[Extracted data entries]
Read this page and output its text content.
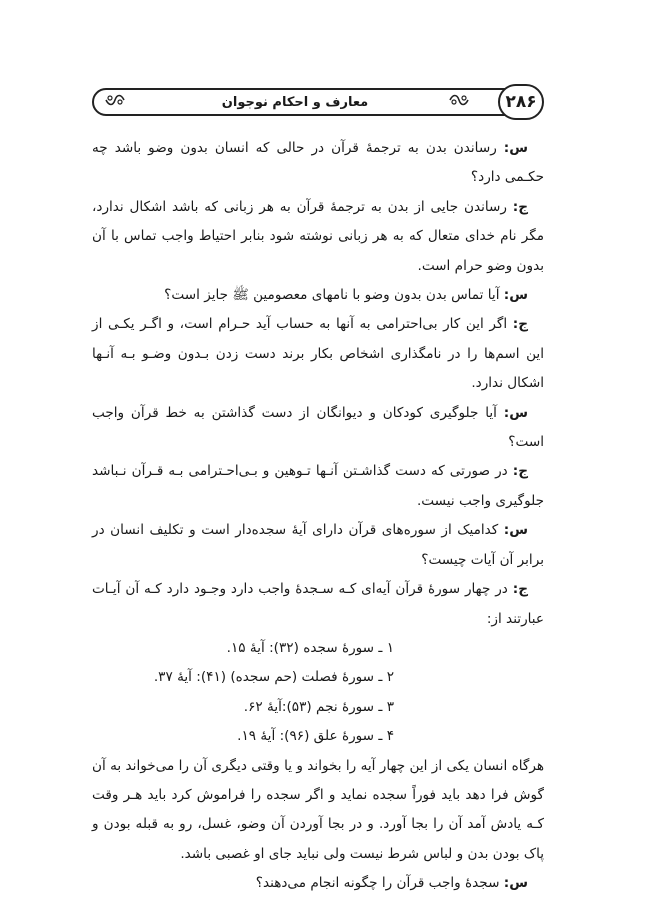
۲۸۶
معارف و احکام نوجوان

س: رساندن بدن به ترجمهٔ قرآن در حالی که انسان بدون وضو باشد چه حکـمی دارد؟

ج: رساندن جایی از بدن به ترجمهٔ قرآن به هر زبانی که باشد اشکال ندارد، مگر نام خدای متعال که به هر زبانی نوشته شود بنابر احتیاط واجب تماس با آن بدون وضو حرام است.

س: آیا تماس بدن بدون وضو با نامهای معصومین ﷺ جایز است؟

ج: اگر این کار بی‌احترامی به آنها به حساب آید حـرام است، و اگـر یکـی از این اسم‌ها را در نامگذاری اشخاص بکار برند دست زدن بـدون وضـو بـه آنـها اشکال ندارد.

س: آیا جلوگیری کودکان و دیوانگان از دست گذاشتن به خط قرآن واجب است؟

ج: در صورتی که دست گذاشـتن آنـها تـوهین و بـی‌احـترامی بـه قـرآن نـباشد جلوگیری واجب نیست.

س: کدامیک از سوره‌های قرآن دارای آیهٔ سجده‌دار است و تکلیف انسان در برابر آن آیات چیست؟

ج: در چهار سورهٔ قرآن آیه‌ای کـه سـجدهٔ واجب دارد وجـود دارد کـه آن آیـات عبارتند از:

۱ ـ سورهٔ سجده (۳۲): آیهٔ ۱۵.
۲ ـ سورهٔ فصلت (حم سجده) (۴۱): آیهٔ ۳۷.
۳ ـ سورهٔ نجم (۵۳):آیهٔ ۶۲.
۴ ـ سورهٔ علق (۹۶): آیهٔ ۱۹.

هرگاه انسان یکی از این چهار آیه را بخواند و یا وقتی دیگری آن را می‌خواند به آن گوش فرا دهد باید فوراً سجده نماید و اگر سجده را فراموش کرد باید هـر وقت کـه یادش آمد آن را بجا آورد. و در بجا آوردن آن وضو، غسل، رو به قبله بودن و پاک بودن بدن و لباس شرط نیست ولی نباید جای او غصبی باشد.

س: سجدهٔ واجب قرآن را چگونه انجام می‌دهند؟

Work to do — Above are the records; reproduce them exactly and leave out the pictures.

Task answer —
Read this page and output its text content.
۲۸۶
معارف و احکام نوجوان

س: رساندن بدن به ترجمهٔ قرآن در حالی که انسان بدون وضو باشد چه حکـمی دارد؟

ج: رساندن جایی از بدن به ترجمهٔ قرآن به هر زبانی که باشد اشکال ندارد، مگر نام خدای متعال که به هر زبانی نوشته شود بنابر احتیاط واجب تماس با آن بدون وضو حرام است.

س: آیا تماس بدن بدون وضو با نامهای معصومین ﷺ جایز است؟

ج: اگر این کار بی‌احترامی به آنها به حساب آید حـرام است، و اگـر یکـی از این اسم‌ها را در نامگذاری اشخاص بکار برند دست زدن بـدون وضـو بـه آنـها اشکال ندارد.

س: آیا جلوگیری کودکان و دیوانگان از دست گذاشتن به خط قرآن واجب است؟

ج: در صورتی که دست گذاشـتن آنـها تـوهین و بـی‌احـترامی بـه قـرآن نـباشد جلوگیری واجب نیست.

س: کدامیک از سوره‌های قرآن دارای آیهٔ سجده‌دار است و تکلیف انسان در برابر آن آیات چیست؟

ج: در چهار سورهٔ قرآن آیه‌ای کـه سـجدهٔ واجب دارد وجـود دارد کـه آن آیـات عبارتند از:

۱ ـ سورهٔ سجده (۳۲): آیهٔ ۱۵.
۲ ـ سورهٔ فصلت (حم سجده) (۴۱): آیهٔ ۳۷.
۳ ـ سورهٔ نجم (۵۳):آیهٔ ۶۲.
۴ ـ سورهٔ علق (۹۶): آیهٔ ۱۹.

هرگاه انسان یکی از این چهار آیه را بخواند و یا وقتی دیگری آن را می‌خواند به آن گوش فرا دهد باید فوراً سجده نماید و اگر سجده را فراموش کرد باید هـر وقت کـه یادش آمد آن را بجا آورد. و در بجا آوردن آن وضو، غسل، رو به قبله بودن و پاک بودن بدن و لباس شرط نیست ولی نباید جای او غصبی باشد.

س: سجدهٔ واجب قرآن را چگونه انجام می‌دهند؟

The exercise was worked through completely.